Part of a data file
↓
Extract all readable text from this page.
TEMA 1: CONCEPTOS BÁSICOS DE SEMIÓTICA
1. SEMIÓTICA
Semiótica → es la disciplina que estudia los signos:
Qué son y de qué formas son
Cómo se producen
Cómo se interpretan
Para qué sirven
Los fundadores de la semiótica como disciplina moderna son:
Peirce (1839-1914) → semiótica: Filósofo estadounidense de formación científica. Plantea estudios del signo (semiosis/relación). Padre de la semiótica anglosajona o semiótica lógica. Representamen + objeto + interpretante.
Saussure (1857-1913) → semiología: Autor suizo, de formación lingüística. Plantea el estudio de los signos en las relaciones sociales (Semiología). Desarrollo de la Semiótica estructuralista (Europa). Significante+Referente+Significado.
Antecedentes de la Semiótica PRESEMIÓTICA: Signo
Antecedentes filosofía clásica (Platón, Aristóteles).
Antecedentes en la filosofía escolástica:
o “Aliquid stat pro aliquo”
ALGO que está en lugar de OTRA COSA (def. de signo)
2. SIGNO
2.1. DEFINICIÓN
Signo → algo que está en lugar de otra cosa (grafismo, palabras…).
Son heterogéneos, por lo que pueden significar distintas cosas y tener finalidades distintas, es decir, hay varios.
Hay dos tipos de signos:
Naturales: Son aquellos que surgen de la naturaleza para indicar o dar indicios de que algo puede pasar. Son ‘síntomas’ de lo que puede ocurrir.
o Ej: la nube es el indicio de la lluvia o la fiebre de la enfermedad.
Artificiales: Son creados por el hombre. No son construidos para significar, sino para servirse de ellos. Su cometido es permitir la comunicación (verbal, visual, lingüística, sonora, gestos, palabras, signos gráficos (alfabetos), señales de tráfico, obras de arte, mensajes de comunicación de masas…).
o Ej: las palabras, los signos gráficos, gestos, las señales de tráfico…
↑
- **DIRECTIONS FOR THIS TASK**:
Exactly as shown above, return every record.

- **TASK RESULT**:
Extract all readable text from this page.
TEMA 1: CONCEPTOS BÁSICOS DE SEMIÓTICA
1. SEMIÓTICA
Semiótica → es la disciplina que estudia los signos:
Qué son y de qué formas son
Cómo se producen
Cómo se interpretan
Para qué sirven
Los fundadores de la semiótica como disciplina moderna son:
Peirce (1839-1914) → semiótica: Filósofo estadounidense de formación científica. Plantea estudios del signo (semiosis/relación). Padre de la semiótica anglosajona o semiótica lógica. Representamen + objeto + interpretante.
Saussure (1857-1913) → semiología: Autor suizo, de formación lingüística. Plantea el estudio de los signos en las relaciones sociales (Semiología). Desarrollo de la Semiótica estructuralista (Europa). Significante+Referente+Significado.
Antecedentes de la Semiótica PRESEMIÓTICA: Signo
Antecedentes filosofía clásica (Platón, Aristóteles).
Antecedentes en la filosofía escolástica:
o “Aliquid stat pro aliquo”
ALGO que está en lugar de OTRA COSA (def. de signo)
2. SIGNO
2.1. DEFINICIÓN
Signo → algo que está en lugar de otra cosa (grafismo, palabras…).
Son heterogéneos, por lo que pueden significar distintas cosas y tener finalidades distintas, es decir, hay varios.
Hay dos tipos de signos:
Naturales: Son aquellos que surgen de la naturaleza para indicar o dar indicios de que algo puede pasar. Son ‘síntomas’ de lo que puede ocurrir.
o Ej: la nube es el indicio de la lluvia o la fiebre de la enfermedad.
Artificiales: Son creados por el hombre. No son construidos para significar, sino para servirse de ellos. Su cometido es permitir la comunicación (verbal, visual, lingüística, sonora, gestos, palabras, signos gráficos (alfabetos), señales de tráfico, obras de arte, mensajes de comunicación de masas…).
o Ej: las palabras, los signos gráficos, gestos, las señales de tráfico…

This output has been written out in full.